**Information shown**.
____________________

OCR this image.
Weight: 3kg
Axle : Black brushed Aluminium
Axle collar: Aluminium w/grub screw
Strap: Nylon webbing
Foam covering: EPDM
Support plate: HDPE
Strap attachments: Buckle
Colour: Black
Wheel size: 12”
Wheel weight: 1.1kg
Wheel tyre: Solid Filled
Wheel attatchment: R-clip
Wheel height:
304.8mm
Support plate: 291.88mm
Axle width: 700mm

____________________

**Given task**. Retype the records above exactly.

**Answer to this problem**.
OCR this image.
Weight: 3kg
Axle : Black brushed Aluminium
Axle collar: Aluminium w/grub screw
Strap: Nylon webbing
Foam covering: EPDM
Support plate: HDPE
Strap attachments: Buckle
Colour: Black
Wheel size: 12”
Wheel weight: 1.1kg
Wheel tyre: Solid Filled
Wheel attatchment: R-clip
Wheel height:
304.8mm
Support plate: 291.88mm
Axle width: 700mm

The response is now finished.